Stored data entries
——

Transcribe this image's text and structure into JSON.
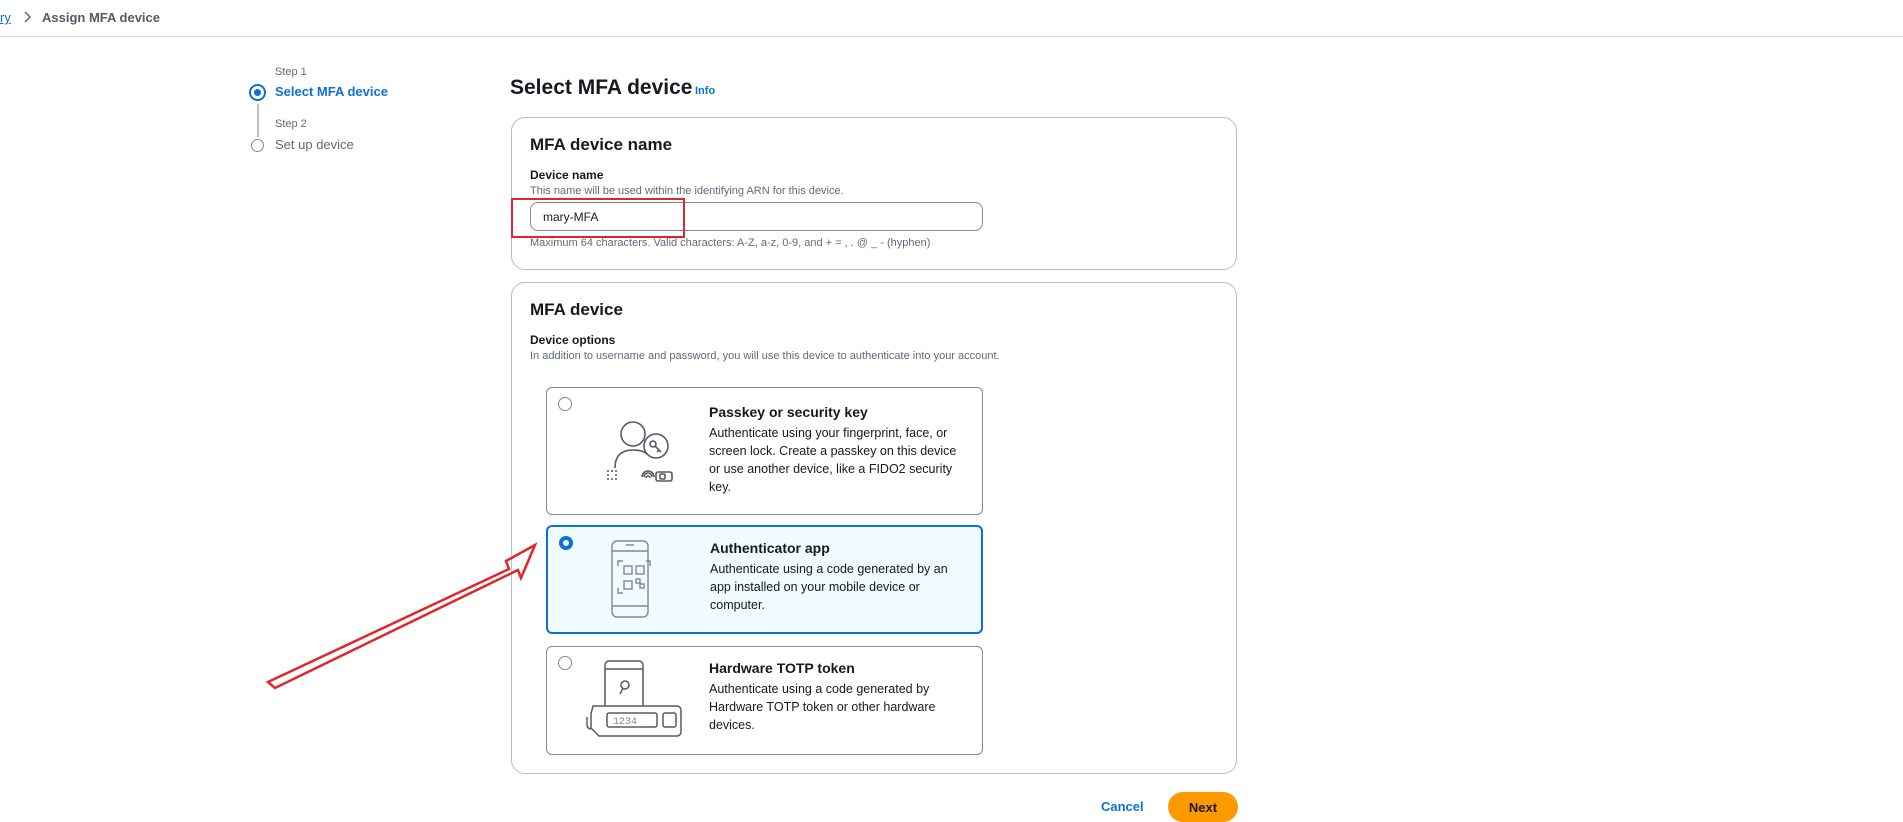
{
  "breadcrumb": {
    "parent_label": "ry",
    "current_label": "Assign MFA device"
  },
  "steps": [
    {
      "label": "Step 1",
      "title": "Select MFA device",
      "state": "active"
    },
    {
      "label": "Step 2",
      "title": "Set up device",
      "state": "inactive"
    }
  ],
  "page": {
    "title": "Select MFA device",
    "info_label": "Info"
  },
  "device_name_panel": {
    "title": "MFA device name",
    "field_label": "Device name",
    "field_description": "This name will be used within the identifying ARN for this device.",
    "value": "mary-MFA",
    "constraint_text": "Maximum 64 characters. Valid characters: A-Z, a-z, 0-9, and + = , . @ _ - (hyphen)"
  },
  "device_panel": {
    "title": "MFA device",
    "options_label": "Device options",
    "options_description": "In addition to username and password, you will use this device to authenticate into your account.",
    "options": [
      {
        "title": "Passkey or security key",
        "description": "Authenticate using your fingerprint, face, or screen lock. Create a passkey on this device or use another device, like a FIDO2 security key.",
        "selected": false,
        "icon": "passkey-icon"
      },
      {
        "title": "Authenticator app",
        "description": "Authenticate using a code generated by an app installed on your mobile device or computer.",
        "selected": true,
        "icon": "authenticator-app-icon"
      },
      {
        "title": "Hardware TOTP token",
        "description": "Authenticate using a code generated by Hardware TOTP token or other hardware devices.",
        "selected": false,
        "icon": "hardware-token-icon",
        "token_code": "1234"
      }
    ]
  },
  "footer": {
    "cancel_label": "Cancel",
    "next_label": "Next"
  },
  "colors": {
    "accent": "#0972d3",
    "primary_button": "#ff9900",
    "annotation": "#e0262b"
  }
}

——

#### Task brief
Without the pictures, write out all of the material exactly.

#### Correct answer
Transcribe this image's text and structure into JSON.
{
  "breadcrumb": {
    "parent_label": "ry",
    "current_label": "Assign MFA device"
  },
  "steps": [
    {
      "label": "Step 1",
      "title": "Select MFA device",
      "state": "active"
    },
    {
      "label": "Step 2",
      "title": "Set up device",
      "state": "inactive"
    }
  ],
  "page": {
    "title": "Select MFA device",
    "info_label": "Info"
  },
  "device_name_panel": {
    "title": "MFA device name",
    "field_label": "Device name",
    "field_description": "This name will be used within the identifying ARN for this device.",
    "value": "mary-MFA",
    "constraint_text": "Maximum 64 characters. Valid characters: A-Z, a-z, 0-9, and + = , . @ _ - (hyphen)"
  },
  "device_panel": {
    "title": "MFA device",
    "options_label": "Device options",
    "options_description": "In addition to username and password, you will use this device to authenticate into your account.",
    "options": [
      {
        "title": "Passkey or security key",
        "description": "Authenticate using your fingerprint, face, or screen lock. Create a passkey on this device or use another device, like a FIDO2 security key.",
        "selected": false,
        "icon": "passkey-icon"
      },
      {
        "title": "Authenticator app",
        "description": "Authenticate using a code generated by an app installed on your mobile device or computer.",
        "selected": true,
        "icon": "authenticator-app-icon"
      },
      {
        "title": "Hardware TOTP token",
        "description": "Authenticate using a code generated by Hardware TOTP token or other hardware devices.",
        "selected": false,
        "icon": "hardware-token-icon",
        "token_code": "1234"
      }
    ]
  },
  "footer": {
    "cancel_label": "Cancel",
    "next_label": "Next"
  },
  "colors": {
    "accent": "#0972d3",
    "primary_button": "#ff9900",
    "annotation": "#e0262b"
  }
}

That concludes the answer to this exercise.